The Sept. 10 workshop was part of a series of public meetings the agency is hosting as part of its Grid Access Transformation Project (GAT). The agency has paused certain transmission planning processes to consider changes in how it will tackle 65 GW of transmission service requests. 

In July, BPA outlined its proposed plan to address the queue. The agency has developed a two-part approach: a transitional phase to get off the pause and a longer-term “future state” that will include more substantial reforms to BPA’s existing transmission processes. (See BPA Outlines Proposed Transmission Planning Reforms.)  

BPA’s proposed future state, which includes shifting toward proactive transmission planning (an approach that seeks to forecast transmission needs and prepare the system ahead of time rather than just reacting to customer requests), received support from Seattle City Light (SCL) during the Sept. 10 workshop.  

“We want to get to a future state where Bonneville is going through a planning process that’s proactive and not reactive, so that planning process can look ahead 10, 15, 20 years using probabilistic analysis and come to some great outcomes for us as customers,” said Michael Watkins, policy adviser at SCL. 

Watkins also discussed BPA Administrator John Hairston’s goal of reducing the time from transmission request to service to five to six years. (See Industry Sees Challenges as BPA Considers ‘Radical’ Updates to Tx Planning.) 

“If we can get to that point, think about that world for our customers, where our customers can get interim nonfirm service in a short amount of time, whether that’s to make a deal for a new resource, take advantage of a regional importer or exporter deal,” Watkins said. “And then, within five or six years, firm that up, so that our customers can make long-term investments and count on using that transmission to serve load or to reduce their cost for a long period of time.” 

“We support that vision of the future, and while there’s lots of details to work out on how we get there, we think that difficult discussion and working those details out is worth it,” Watkins added. 

BPA is also moving from a business practice process to a tariff proceeding process, or a Section 212 proceeding under the Federal Power Act.

**TASK BRIEF:** Transcribe the passage of the BPA transmission planning text between "In July, BPA" and "Sept. 10 workshop.", inclusive.

(Data entries)
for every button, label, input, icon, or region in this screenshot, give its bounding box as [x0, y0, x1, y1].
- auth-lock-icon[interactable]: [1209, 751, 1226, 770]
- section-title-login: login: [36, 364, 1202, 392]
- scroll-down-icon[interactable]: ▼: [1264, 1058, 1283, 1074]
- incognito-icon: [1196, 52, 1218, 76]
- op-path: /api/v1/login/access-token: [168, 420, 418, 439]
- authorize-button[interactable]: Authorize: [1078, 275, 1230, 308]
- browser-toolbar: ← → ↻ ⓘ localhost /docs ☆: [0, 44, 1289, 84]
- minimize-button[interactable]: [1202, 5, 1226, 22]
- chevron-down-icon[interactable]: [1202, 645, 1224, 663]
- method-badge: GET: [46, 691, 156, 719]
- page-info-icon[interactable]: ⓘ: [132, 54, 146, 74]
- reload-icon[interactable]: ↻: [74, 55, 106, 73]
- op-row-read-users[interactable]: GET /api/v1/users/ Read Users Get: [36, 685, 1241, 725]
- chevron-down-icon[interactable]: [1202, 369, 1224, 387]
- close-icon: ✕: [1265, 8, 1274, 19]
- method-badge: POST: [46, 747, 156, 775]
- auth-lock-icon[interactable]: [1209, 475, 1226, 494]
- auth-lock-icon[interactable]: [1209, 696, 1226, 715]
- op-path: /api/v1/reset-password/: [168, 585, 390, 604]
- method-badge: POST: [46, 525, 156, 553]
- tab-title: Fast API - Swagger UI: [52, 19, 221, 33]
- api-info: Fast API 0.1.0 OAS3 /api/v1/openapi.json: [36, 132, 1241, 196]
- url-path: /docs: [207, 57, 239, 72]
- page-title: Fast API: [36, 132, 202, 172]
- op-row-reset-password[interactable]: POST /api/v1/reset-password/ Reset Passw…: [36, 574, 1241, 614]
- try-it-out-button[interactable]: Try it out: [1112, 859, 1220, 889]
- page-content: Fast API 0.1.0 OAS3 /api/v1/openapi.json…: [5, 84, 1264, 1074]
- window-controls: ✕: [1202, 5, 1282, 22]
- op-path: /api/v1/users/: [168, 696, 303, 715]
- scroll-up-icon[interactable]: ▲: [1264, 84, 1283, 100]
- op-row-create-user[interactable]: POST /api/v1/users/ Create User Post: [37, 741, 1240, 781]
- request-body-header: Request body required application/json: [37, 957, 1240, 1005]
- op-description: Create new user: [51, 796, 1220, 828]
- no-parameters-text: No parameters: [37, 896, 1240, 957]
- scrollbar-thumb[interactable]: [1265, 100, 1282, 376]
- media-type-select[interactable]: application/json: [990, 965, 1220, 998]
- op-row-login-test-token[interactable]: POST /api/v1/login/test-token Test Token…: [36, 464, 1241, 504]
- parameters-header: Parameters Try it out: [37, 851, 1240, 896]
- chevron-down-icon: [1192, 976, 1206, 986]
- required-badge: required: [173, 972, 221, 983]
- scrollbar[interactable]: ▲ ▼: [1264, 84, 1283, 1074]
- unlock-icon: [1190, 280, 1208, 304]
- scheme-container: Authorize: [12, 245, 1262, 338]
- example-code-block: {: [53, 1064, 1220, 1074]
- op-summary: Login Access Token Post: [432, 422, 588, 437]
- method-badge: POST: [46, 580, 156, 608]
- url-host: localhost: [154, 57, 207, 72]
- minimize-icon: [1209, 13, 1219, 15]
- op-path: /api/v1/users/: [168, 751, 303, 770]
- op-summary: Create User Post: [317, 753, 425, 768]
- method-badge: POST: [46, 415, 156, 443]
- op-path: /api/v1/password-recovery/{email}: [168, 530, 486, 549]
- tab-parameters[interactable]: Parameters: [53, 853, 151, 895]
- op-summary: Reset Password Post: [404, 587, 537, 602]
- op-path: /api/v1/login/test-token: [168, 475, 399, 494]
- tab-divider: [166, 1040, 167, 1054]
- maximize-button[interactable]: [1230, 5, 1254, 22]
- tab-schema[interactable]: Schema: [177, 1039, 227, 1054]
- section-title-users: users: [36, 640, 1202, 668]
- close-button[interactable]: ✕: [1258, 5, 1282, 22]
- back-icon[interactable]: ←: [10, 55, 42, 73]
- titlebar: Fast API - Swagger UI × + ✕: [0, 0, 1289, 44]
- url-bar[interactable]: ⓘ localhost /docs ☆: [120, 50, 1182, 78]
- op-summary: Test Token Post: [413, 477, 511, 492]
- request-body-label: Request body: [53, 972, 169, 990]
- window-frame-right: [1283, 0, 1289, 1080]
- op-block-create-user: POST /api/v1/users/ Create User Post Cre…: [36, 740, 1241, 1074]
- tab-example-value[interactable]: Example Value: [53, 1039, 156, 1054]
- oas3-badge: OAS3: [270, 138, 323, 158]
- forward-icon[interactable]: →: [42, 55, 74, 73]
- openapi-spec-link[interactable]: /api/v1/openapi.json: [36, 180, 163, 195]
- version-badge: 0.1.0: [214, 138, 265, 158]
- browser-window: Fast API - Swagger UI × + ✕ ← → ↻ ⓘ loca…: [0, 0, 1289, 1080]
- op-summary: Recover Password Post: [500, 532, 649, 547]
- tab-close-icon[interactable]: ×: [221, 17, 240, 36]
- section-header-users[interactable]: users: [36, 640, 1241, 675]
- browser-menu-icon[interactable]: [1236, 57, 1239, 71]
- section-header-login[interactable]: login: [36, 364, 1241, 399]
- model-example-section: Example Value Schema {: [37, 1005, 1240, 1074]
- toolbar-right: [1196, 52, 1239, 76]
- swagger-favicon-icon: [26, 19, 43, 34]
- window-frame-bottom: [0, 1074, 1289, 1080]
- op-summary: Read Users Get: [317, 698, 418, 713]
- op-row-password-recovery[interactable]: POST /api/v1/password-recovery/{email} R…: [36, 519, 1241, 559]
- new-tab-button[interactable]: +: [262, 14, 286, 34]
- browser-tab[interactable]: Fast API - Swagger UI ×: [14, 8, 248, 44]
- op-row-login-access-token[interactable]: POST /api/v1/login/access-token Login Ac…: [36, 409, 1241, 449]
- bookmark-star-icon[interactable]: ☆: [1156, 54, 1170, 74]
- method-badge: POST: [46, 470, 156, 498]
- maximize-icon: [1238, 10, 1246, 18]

* * *

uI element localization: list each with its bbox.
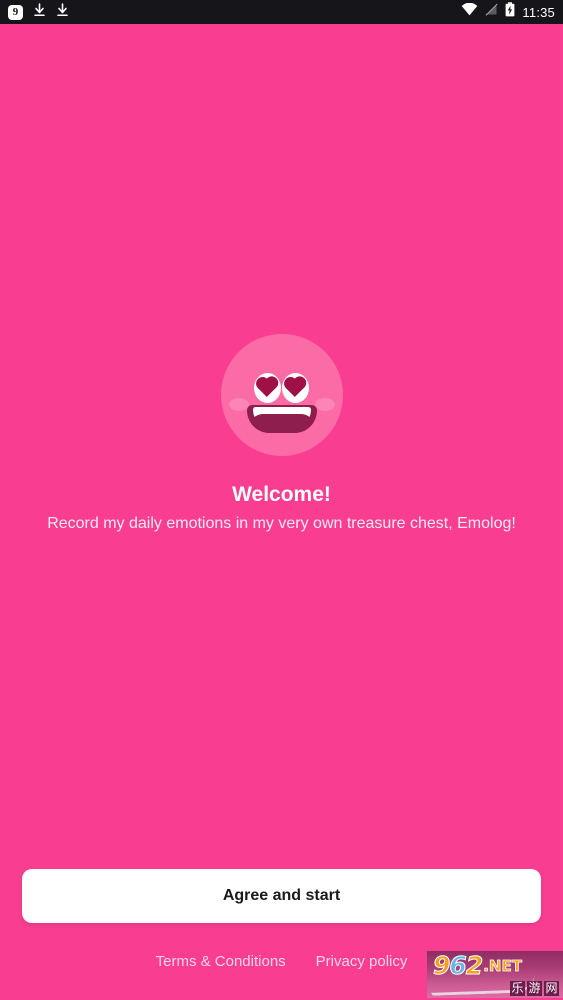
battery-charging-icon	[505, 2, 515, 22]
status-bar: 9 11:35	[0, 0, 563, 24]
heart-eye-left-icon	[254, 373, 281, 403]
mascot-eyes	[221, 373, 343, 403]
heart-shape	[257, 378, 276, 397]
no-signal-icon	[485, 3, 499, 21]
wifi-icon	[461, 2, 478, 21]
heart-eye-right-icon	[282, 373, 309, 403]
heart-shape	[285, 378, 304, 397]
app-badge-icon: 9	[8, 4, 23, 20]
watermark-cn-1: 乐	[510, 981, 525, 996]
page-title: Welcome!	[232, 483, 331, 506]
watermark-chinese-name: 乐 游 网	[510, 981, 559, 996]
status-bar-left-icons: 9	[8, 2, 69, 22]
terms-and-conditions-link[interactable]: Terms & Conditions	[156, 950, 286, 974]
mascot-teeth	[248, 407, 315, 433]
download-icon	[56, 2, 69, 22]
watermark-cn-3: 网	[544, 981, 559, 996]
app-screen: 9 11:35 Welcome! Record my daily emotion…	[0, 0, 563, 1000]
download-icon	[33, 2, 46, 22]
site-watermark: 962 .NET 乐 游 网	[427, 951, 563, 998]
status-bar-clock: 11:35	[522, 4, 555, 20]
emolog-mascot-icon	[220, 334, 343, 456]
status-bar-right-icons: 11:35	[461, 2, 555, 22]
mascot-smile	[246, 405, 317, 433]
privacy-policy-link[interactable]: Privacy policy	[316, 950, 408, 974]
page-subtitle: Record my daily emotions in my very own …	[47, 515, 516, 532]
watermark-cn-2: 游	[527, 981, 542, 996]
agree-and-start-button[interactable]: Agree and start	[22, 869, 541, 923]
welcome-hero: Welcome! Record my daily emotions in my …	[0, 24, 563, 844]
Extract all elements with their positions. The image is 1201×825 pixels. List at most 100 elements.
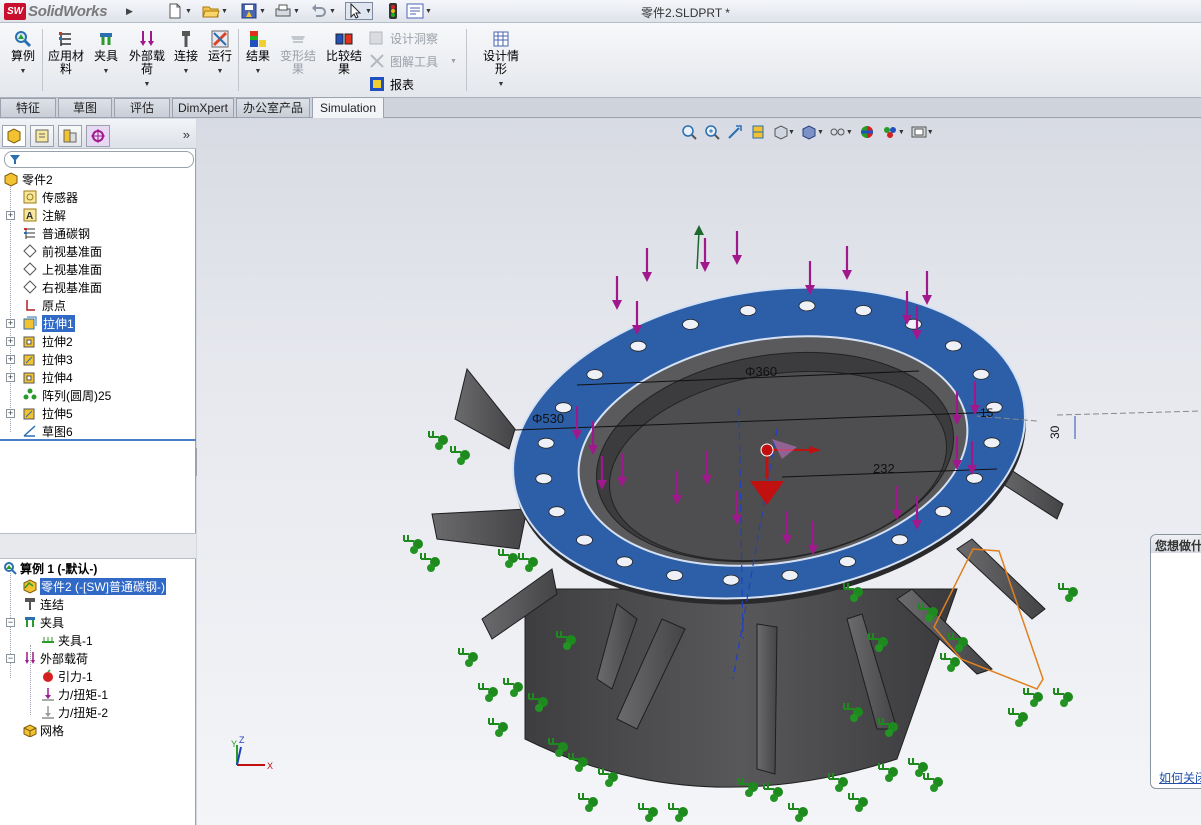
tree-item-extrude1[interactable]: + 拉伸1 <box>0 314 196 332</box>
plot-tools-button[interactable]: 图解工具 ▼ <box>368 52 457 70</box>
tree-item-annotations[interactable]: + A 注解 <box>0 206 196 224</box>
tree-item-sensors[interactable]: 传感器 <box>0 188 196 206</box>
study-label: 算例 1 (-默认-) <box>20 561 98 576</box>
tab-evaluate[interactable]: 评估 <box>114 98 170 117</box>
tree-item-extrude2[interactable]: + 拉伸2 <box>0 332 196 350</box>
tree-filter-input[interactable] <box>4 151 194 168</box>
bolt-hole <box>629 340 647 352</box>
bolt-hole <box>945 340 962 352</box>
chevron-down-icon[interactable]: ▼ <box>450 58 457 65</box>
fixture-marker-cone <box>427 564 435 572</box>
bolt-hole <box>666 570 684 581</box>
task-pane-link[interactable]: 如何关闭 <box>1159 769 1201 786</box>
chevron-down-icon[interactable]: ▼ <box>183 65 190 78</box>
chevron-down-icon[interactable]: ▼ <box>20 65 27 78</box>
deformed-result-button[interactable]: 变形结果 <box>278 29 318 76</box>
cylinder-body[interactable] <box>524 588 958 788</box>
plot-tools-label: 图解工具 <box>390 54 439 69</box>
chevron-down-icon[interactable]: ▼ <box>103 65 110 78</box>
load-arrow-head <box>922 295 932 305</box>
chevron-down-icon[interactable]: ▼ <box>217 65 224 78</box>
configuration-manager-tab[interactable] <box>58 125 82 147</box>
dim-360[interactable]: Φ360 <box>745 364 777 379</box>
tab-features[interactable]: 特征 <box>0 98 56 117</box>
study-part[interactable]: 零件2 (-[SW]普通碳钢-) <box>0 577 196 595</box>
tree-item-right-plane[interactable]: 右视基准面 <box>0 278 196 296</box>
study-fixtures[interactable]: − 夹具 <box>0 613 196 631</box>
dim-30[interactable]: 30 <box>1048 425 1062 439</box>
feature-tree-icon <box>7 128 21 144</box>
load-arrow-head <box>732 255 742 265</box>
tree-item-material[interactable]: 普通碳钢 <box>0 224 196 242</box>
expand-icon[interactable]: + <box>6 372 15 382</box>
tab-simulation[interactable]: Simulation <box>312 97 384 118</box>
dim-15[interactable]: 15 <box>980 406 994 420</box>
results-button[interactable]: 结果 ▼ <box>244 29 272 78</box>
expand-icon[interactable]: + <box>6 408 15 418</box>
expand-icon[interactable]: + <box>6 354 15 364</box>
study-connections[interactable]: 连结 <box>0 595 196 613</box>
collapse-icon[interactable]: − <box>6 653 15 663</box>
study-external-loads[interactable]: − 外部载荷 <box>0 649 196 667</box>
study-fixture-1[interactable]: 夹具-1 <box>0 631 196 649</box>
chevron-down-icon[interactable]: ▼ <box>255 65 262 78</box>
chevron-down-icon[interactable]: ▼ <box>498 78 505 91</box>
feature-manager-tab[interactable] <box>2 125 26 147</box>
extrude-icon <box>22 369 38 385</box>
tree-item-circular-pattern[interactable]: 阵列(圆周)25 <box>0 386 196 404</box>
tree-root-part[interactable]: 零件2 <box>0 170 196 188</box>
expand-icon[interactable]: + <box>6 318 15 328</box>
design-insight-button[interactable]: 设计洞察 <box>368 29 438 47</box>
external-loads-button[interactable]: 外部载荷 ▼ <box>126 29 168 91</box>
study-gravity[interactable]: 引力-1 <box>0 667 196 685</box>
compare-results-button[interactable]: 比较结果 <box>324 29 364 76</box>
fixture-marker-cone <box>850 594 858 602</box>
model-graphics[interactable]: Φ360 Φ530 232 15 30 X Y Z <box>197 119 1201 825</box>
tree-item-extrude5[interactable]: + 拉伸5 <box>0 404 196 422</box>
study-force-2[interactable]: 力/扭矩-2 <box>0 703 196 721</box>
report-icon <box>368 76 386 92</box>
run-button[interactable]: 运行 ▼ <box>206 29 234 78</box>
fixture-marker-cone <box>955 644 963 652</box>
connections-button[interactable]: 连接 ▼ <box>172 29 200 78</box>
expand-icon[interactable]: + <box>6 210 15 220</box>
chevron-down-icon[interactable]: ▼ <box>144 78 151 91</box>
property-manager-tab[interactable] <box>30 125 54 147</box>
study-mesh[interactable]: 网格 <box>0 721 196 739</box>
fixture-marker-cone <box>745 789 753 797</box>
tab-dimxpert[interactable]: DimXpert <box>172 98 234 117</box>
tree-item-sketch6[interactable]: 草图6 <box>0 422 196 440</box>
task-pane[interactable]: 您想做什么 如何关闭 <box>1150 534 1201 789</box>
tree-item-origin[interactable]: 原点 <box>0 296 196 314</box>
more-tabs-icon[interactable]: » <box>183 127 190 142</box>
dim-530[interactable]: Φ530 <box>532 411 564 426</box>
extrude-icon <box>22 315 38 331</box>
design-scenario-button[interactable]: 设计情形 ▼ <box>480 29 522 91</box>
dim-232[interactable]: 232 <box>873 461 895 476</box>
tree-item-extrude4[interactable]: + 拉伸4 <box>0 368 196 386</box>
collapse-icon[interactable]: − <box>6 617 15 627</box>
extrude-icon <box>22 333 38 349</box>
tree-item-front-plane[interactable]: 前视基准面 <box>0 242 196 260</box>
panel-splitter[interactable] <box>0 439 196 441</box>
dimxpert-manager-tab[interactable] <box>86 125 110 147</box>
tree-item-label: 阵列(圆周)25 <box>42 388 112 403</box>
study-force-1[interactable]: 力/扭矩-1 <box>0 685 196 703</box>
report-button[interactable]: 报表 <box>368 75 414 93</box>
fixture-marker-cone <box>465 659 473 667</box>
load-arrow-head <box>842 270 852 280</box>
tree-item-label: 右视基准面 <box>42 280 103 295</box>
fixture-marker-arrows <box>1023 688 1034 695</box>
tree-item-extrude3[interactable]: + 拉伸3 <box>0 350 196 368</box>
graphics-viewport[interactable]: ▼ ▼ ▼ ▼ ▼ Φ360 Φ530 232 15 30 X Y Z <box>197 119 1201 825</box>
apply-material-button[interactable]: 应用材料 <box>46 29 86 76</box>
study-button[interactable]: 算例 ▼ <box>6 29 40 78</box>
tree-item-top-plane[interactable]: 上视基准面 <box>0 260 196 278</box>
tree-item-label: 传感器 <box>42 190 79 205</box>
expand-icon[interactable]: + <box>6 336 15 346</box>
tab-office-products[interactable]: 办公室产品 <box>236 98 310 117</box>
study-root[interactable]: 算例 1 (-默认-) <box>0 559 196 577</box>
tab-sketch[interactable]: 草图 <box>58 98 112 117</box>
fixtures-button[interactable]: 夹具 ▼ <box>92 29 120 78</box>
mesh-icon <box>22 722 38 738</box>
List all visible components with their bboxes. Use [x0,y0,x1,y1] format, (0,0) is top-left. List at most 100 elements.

==

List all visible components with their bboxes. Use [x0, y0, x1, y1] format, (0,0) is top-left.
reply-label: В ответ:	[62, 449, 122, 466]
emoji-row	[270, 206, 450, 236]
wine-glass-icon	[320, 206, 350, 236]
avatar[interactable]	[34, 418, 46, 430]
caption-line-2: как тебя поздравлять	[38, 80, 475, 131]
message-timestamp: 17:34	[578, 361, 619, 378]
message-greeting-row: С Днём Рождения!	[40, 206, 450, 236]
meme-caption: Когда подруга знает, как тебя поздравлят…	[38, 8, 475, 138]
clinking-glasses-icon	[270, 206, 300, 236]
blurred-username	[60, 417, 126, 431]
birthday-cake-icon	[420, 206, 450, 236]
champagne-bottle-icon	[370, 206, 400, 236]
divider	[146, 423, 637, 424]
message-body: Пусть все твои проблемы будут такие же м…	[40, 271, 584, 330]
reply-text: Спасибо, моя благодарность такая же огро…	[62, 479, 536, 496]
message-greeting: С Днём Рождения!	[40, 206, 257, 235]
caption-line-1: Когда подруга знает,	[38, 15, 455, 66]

**FULL SOLUTION:**
In July, BPA outlined its proposed plan to address the queue. The agency has developed a two-part approach: a transitional phase to get off the pause and a longer-term “future state” that will include more substantial reforms to BPA’s existing transmission processes. (See BPA Outlines Proposed Transmission Planning Reforms.)  

BPA’s proposed future state, which includes shifting toward proactive transmission planning (an approach that seeks to forecast transmission needs and prepare the system ahead of time rather than just reacting to customer requests), received support from Seattle City Light (SCL) during the Sept. 10 workshop.